* **EXERCISE**: Rewrite as a numbered list the lines beginning with the one that contains "Extract all elements" and running through the one that contains "heatmap-cell (263, 350, 345, 378)", both included, leaving out any blank lines.

* **RECORDED INFORMATION**:
-.-.-

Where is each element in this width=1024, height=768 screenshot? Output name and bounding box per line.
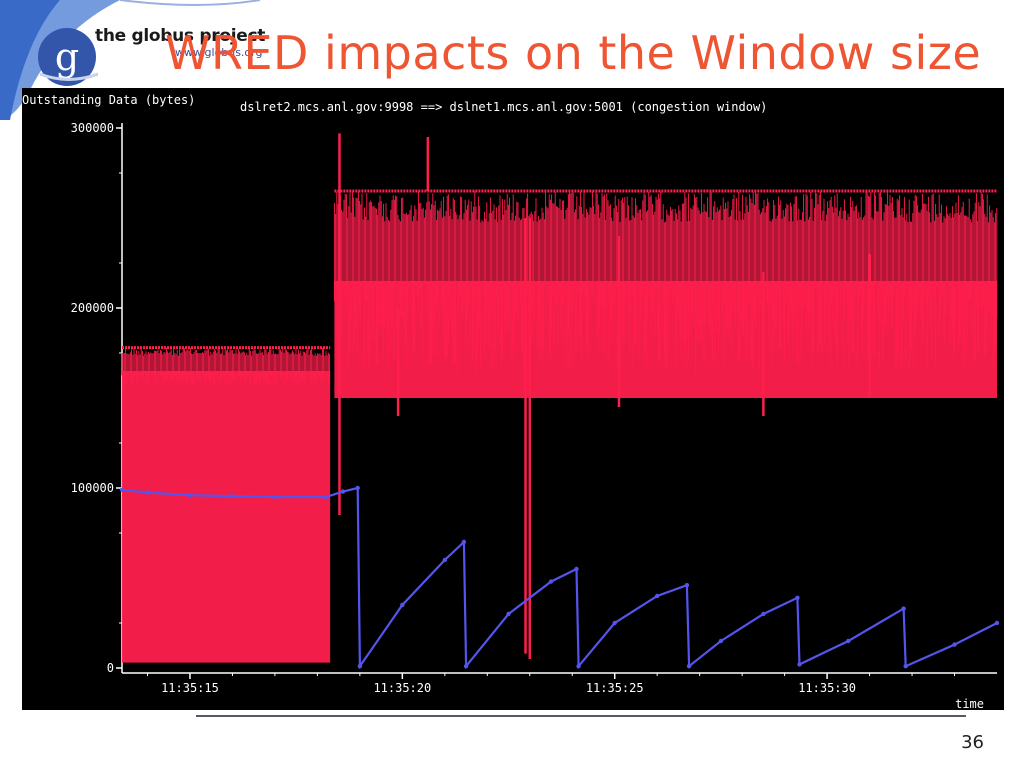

-.-.-

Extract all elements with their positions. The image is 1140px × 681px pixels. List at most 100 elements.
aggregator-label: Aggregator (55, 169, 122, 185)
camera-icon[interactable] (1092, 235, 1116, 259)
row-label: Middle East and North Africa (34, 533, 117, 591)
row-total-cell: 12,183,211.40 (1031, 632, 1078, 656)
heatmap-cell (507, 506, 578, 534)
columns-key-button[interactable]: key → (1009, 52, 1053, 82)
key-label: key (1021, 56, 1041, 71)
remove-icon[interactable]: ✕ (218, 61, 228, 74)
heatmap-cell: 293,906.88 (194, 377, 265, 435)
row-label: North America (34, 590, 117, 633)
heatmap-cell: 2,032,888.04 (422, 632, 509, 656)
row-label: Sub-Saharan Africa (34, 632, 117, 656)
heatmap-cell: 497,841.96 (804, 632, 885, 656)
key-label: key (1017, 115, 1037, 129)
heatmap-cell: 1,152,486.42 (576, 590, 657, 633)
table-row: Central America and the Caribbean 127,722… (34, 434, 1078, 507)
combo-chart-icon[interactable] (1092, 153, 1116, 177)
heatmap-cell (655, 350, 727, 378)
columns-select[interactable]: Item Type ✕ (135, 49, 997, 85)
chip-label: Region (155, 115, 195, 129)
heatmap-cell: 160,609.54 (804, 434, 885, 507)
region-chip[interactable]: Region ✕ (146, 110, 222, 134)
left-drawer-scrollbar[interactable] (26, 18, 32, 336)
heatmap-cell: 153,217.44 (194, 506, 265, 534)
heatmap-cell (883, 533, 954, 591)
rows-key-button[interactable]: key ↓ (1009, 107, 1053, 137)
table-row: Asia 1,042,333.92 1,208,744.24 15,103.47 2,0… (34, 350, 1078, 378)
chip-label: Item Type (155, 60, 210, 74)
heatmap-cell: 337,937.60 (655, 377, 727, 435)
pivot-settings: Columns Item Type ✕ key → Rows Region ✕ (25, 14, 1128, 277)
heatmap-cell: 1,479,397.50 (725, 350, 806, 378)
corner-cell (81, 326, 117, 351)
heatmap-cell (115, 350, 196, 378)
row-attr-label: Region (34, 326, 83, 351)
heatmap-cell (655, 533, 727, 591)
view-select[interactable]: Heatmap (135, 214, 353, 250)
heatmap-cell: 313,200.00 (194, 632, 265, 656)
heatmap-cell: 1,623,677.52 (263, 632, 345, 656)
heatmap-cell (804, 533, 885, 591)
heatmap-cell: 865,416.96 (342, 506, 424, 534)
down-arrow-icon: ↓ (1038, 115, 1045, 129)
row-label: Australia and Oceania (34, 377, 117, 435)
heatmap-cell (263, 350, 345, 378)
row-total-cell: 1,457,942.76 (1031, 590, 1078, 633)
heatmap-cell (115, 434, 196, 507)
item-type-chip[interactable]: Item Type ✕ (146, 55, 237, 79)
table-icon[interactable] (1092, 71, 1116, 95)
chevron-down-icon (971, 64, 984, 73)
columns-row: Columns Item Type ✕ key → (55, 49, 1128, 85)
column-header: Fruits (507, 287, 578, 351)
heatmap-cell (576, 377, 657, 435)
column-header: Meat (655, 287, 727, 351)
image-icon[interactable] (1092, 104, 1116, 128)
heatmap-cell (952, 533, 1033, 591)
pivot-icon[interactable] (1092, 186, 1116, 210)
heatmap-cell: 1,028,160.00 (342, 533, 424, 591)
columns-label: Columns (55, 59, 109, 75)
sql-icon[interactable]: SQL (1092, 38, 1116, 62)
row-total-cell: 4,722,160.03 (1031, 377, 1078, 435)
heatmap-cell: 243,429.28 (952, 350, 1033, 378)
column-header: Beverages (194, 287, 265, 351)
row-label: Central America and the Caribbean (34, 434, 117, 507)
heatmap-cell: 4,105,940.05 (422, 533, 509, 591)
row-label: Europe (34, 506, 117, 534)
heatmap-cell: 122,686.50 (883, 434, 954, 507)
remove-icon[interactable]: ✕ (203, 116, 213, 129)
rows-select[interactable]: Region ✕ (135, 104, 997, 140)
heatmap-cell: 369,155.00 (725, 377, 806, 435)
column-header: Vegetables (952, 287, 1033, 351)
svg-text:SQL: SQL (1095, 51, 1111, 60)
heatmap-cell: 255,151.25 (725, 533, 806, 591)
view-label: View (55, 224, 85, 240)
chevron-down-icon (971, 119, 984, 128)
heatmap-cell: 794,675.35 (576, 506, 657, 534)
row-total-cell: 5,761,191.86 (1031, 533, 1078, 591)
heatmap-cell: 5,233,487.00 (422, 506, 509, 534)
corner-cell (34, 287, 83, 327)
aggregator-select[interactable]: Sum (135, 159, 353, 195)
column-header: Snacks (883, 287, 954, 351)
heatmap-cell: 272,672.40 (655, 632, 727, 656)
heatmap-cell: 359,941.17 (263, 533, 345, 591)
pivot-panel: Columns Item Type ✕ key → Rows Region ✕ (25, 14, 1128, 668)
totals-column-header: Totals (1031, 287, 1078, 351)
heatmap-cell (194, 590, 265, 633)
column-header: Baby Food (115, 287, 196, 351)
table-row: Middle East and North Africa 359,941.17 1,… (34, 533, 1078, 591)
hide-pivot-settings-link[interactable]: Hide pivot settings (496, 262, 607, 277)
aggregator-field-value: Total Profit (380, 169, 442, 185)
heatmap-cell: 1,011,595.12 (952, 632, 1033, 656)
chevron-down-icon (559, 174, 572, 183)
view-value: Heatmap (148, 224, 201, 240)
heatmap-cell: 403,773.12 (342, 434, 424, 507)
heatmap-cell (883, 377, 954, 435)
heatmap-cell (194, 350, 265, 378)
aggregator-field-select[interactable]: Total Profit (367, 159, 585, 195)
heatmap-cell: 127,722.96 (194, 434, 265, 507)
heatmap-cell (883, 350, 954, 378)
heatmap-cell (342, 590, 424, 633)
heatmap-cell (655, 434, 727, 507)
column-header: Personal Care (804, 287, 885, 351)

-.-.-

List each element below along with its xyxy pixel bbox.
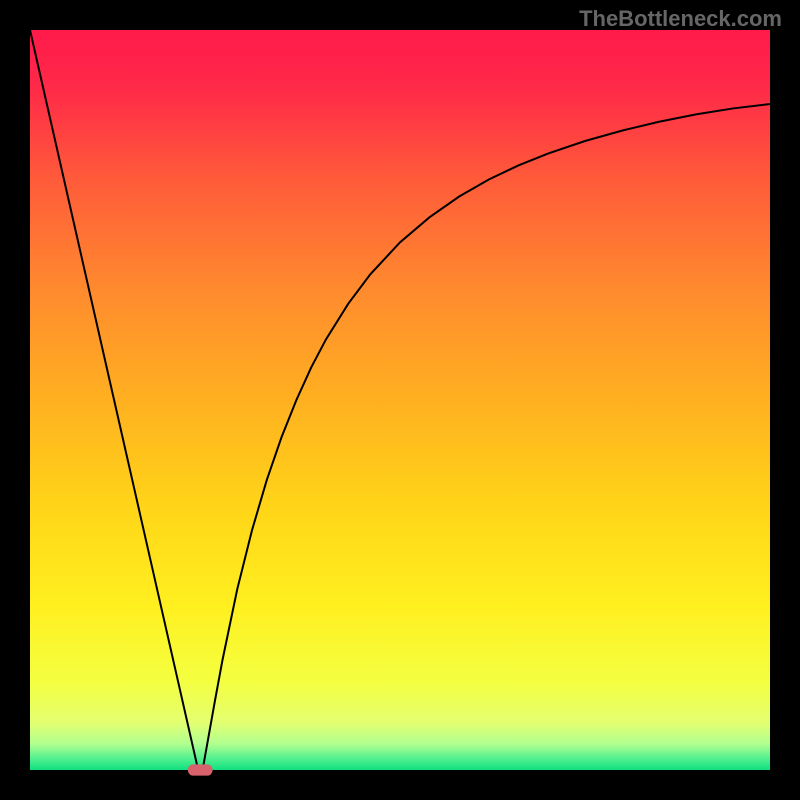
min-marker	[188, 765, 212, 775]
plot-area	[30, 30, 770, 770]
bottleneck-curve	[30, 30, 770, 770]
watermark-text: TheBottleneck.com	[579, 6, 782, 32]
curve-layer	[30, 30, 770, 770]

-.-.-

* **COMPLETE ANSWER**:
1. Extract all elements with their positions. The image is 1140px × 681px pixels. List at most 100 elements.
2. aggregator-label: Aggregator (55, 169, 122, 185)
3. camera-icon[interactable] (1092, 235, 1116, 259)
4. row-label: Middle East and North Africa (34, 533, 117, 591)
5. row-total-cell: 12,183,211.40 (1031, 632, 1078, 656)
6. heatmap-cell (507, 506, 578, 534)
7. columns-key-button[interactable]: key → (1009, 52, 1053, 82)
8. key-label: key (1021, 56, 1041, 71)
9. remove-icon[interactable]: ✕ (218, 61, 228, 74)
10. heatmap-cell: 293,906.88 (194, 377, 265, 435)
11. row-label: North America (34, 590, 117, 633)
12. heatmap-cell: 2,032,888.04 (422, 632, 509, 656)
13. row-label: Sub-Saharan Africa (34, 632, 117, 656)
14. heatmap-cell: 497,841.96 (804, 632, 885, 656)
15. key-label: key (1017, 115, 1037, 129)
16. heatmap-cell: 1,152,486.42 (576, 590, 657, 633)
17. table-row: Central America and the Caribbean 127,722… (34, 434, 1078, 507)
18. combo-chart-icon[interactable] (1092, 153, 1116, 177)
19. heatmap-cell (655, 350, 727, 378)
20. columns-select[interactable]: Item Type ✕ (135, 49, 997, 85)
21. chip-label: Region (155, 115, 195, 129)
22. heatmap-cell: 160,609.54 (804, 434, 885, 507)
23. region-chip[interactable]: Region ✕ (146, 110, 222, 134)
24. left-drawer-scrollbar[interactable] (26, 18, 32, 336)
25. heatmap-cell: 153,217.44 (194, 506, 265, 534)
26. heatmap-cell (883, 533, 954, 591)
27. rows-key-button[interactable]: key ↓ (1009, 107, 1053, 137)
28. table-row: Asia 1,042,333.92 1,208,744.24 15,103.47 2,0… (34, 350, 1078, 378)
29. chip-label: Item Type (155, 60, 210, 74)
30. heatmap-cell: 337,937.60 (655, 377, 727, 435)
31. pivot-settings: Columns Item Type ✕ key → Rows Region ✕ (25, 14, 1128, 277)
32. heatmap-cell: 1,479,397.50 (725, 350, 806, 378)
33. corner-cell (81, 326, 117, 351)
34. heatmap-cell (115, 350, 196, 378)
35. row-attr-label: Region (34, 326, 83, 351)
36. heatmap-cell (655, 533, 727, 591)
37. view-select[interactable]: Heatmap (135, 214, 353, 250)
38. heatmap-cell: 313,200.00 (194, 632, 265, 656)
39. heatmap-cell: 1,623,677.52 (263, 632, 345, 656)
40. heatmap-cell (804, 533, 885, 591)
41. heatmap-cell: 865,416.96 (342, 506, 424, 534)
42. down-arrow-icon: ↓ (1038, 115, 1045, 129)
43. row-label: Australia and Oceania (34, 377, 117, 435)
44. heatmap-cell (263, 350, 345, 378)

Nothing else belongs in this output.